● **Task goal**
Search the material below for the word "name". Copy every line that has it.
=======
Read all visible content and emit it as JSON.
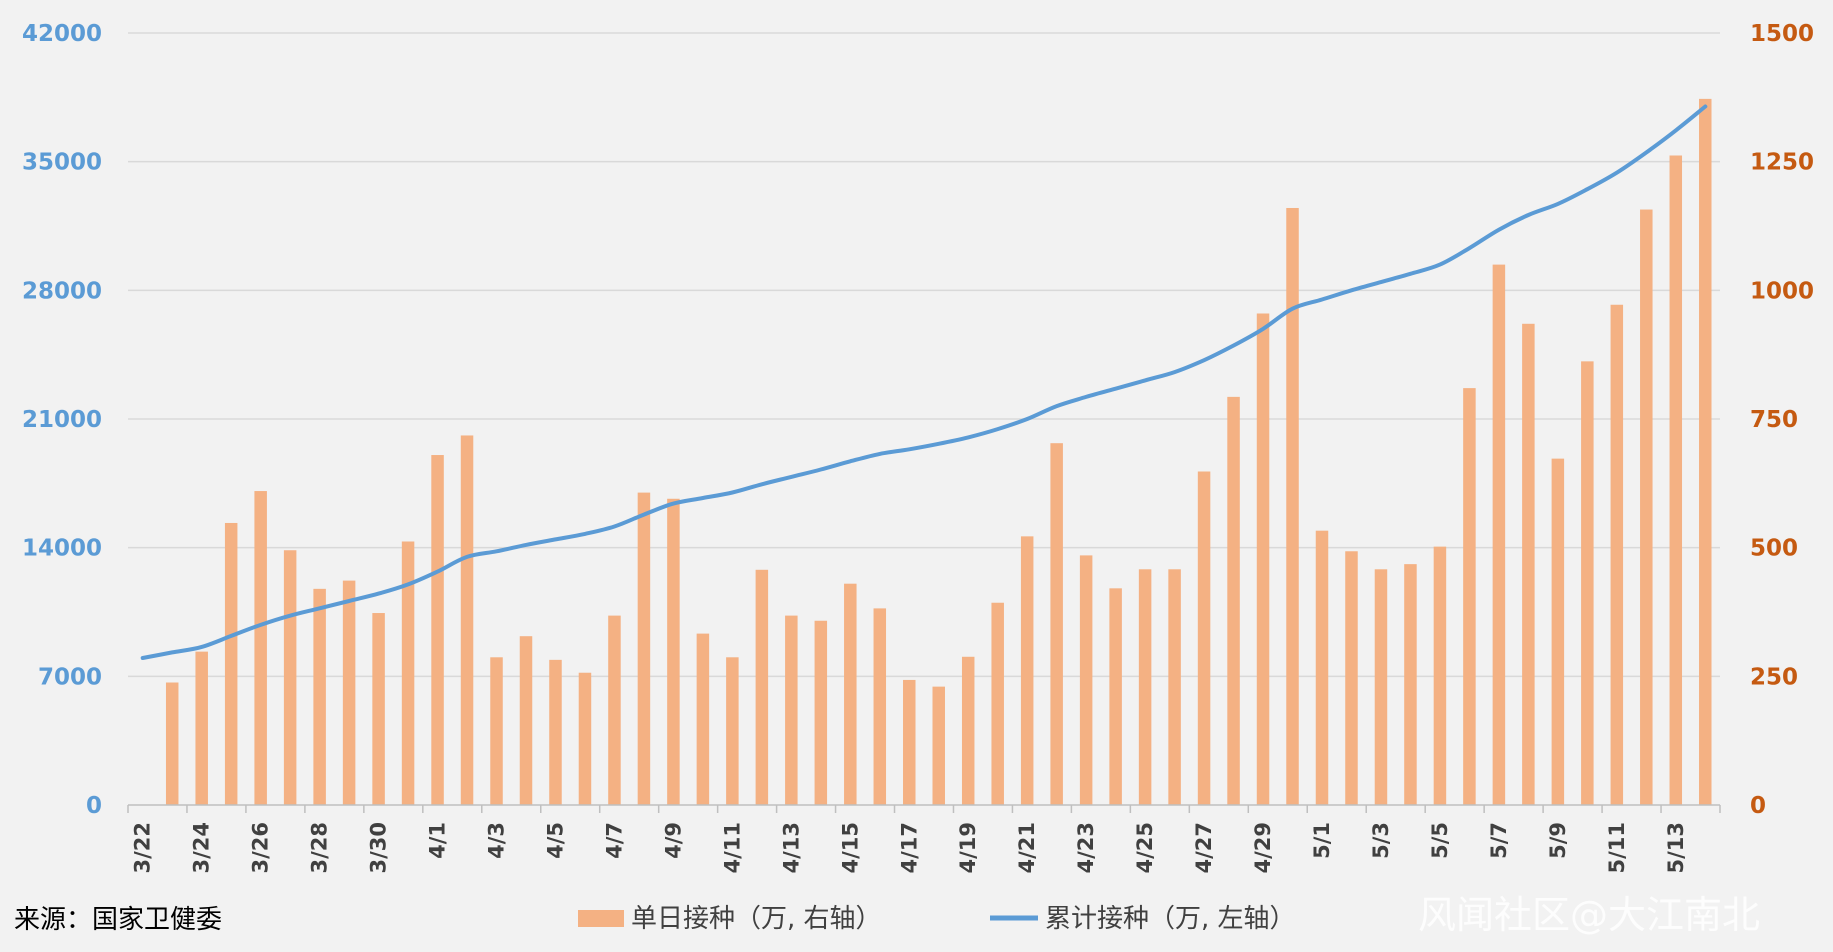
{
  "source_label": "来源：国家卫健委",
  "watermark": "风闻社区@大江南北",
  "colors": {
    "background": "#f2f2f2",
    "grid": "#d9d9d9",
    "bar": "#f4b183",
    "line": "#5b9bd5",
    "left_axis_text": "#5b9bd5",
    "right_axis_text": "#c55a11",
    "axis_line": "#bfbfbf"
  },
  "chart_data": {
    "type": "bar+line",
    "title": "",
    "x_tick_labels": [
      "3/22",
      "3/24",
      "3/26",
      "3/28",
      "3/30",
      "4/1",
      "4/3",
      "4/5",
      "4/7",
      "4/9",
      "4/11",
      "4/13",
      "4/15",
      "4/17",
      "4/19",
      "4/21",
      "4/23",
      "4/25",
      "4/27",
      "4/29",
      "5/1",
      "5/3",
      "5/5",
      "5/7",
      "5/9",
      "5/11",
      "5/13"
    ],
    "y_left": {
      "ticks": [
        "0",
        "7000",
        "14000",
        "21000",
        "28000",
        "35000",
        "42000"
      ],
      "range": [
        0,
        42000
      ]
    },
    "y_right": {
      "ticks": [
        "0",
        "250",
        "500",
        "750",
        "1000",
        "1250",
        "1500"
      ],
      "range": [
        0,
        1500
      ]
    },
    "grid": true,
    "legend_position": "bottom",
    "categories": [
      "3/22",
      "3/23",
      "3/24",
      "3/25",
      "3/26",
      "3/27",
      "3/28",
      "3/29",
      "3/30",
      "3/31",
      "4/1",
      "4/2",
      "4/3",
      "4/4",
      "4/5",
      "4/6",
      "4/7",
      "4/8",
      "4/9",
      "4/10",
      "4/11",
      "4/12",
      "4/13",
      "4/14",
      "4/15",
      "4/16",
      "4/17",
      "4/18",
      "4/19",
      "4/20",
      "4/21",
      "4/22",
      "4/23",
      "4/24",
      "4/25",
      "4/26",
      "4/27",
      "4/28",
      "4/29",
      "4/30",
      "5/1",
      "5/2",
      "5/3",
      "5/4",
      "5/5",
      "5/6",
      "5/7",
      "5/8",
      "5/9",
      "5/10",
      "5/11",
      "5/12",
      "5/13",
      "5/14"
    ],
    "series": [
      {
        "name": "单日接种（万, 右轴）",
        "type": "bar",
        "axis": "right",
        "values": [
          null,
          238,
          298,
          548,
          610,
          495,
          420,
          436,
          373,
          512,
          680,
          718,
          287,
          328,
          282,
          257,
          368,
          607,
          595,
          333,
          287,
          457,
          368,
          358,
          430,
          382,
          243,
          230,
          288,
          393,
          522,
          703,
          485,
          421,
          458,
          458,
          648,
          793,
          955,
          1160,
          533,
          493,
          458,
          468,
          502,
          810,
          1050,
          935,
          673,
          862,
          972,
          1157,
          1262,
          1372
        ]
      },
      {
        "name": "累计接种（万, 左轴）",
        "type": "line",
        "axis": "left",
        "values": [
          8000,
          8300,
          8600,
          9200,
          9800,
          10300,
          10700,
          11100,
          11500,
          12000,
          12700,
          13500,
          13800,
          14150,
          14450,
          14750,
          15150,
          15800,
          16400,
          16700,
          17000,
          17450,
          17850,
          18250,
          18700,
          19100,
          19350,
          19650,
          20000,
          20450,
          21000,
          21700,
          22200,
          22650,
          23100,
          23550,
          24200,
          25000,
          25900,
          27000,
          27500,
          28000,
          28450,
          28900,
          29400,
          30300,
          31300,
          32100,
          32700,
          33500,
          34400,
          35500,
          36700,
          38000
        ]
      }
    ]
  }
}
=======
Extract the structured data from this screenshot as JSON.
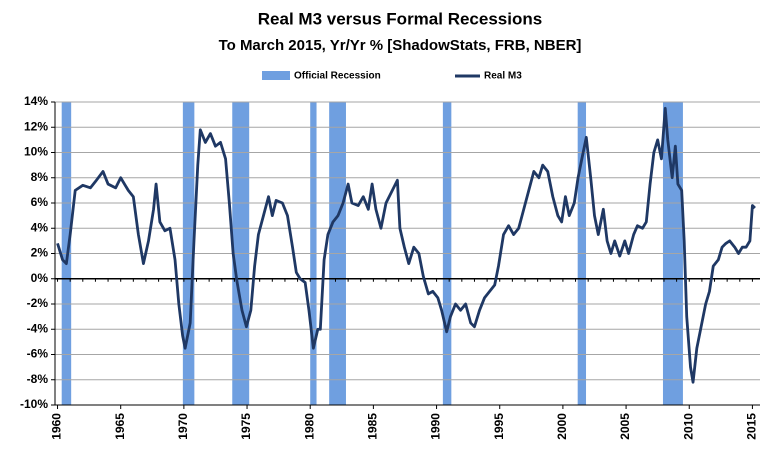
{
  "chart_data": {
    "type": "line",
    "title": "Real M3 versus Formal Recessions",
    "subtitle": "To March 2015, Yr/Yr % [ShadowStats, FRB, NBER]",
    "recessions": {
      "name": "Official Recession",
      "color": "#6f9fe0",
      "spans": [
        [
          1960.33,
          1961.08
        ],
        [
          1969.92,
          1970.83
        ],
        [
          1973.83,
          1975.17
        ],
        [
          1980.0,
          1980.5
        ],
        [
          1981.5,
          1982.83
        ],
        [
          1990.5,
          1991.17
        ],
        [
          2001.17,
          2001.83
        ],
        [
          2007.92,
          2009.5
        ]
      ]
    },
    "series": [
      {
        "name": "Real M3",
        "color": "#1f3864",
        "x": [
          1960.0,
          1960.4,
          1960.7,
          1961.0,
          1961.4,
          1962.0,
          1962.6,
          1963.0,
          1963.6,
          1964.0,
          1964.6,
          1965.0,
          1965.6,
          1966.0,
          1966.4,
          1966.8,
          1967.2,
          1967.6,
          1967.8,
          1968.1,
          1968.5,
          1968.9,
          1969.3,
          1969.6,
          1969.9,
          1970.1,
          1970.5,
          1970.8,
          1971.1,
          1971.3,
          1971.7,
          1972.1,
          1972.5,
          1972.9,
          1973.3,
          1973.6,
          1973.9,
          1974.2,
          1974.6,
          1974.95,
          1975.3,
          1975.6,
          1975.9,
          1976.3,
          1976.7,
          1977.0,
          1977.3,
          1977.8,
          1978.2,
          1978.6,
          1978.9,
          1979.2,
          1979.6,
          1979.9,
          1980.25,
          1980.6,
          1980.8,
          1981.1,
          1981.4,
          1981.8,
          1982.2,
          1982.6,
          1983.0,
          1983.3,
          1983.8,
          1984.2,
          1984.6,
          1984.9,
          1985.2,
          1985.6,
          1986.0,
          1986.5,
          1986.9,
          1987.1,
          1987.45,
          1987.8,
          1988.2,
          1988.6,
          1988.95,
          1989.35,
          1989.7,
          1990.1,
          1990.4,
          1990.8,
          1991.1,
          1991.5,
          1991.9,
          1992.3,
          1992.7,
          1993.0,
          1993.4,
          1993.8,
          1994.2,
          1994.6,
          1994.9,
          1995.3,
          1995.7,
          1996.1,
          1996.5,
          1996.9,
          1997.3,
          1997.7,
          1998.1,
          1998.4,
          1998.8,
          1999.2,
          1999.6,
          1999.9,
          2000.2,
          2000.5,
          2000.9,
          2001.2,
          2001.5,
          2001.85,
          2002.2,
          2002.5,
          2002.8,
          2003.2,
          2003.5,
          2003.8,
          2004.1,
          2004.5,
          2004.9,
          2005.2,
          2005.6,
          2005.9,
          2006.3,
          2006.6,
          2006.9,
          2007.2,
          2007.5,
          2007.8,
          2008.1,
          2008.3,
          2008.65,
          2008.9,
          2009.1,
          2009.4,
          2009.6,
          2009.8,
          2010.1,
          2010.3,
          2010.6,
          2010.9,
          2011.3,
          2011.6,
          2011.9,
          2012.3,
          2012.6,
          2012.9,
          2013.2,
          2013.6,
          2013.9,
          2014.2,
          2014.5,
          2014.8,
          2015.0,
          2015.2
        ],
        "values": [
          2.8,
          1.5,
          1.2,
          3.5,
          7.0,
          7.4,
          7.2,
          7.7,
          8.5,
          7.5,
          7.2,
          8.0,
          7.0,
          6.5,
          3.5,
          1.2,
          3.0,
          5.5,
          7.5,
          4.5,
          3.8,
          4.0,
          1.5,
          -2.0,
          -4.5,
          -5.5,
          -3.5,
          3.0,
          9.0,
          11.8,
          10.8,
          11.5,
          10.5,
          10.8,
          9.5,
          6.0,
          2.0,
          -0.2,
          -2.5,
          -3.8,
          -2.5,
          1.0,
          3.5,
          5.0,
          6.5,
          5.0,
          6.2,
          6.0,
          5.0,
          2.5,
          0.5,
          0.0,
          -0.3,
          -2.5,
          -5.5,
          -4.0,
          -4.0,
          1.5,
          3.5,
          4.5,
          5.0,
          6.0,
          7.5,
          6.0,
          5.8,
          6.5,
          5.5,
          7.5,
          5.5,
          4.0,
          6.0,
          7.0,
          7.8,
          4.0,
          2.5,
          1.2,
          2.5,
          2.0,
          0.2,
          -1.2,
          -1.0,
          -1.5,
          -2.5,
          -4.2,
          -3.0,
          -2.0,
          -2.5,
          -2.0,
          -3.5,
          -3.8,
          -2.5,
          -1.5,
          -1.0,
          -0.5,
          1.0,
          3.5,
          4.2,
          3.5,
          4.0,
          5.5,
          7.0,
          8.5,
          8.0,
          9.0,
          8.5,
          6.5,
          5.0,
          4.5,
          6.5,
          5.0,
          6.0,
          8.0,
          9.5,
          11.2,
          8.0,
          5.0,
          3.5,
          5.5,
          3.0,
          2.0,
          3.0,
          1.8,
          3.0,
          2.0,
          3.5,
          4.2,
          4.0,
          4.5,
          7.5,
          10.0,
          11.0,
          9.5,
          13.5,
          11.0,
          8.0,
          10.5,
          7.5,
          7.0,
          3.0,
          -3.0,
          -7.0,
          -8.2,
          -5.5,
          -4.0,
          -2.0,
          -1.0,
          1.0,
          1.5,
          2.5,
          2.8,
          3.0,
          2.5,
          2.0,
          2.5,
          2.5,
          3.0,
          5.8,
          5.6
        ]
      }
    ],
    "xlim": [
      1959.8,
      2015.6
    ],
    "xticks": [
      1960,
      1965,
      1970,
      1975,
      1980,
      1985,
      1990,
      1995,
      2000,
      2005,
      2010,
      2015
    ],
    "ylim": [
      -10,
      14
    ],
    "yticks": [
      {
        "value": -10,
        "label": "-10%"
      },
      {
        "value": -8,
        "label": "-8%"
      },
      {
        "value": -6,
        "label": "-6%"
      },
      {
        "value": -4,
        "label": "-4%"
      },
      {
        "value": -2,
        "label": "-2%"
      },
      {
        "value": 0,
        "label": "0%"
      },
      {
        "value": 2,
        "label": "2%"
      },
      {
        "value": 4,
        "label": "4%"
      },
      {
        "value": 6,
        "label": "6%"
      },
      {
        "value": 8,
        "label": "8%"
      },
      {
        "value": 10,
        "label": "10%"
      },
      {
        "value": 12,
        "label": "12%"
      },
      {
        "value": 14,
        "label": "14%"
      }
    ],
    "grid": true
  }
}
=======
● **The completed task**
        "name": "单日接种（万, 右轴）",
        "name": "累计接种（万, 左轴）",
      "name": "Official Recession",
        "name": "Real M3",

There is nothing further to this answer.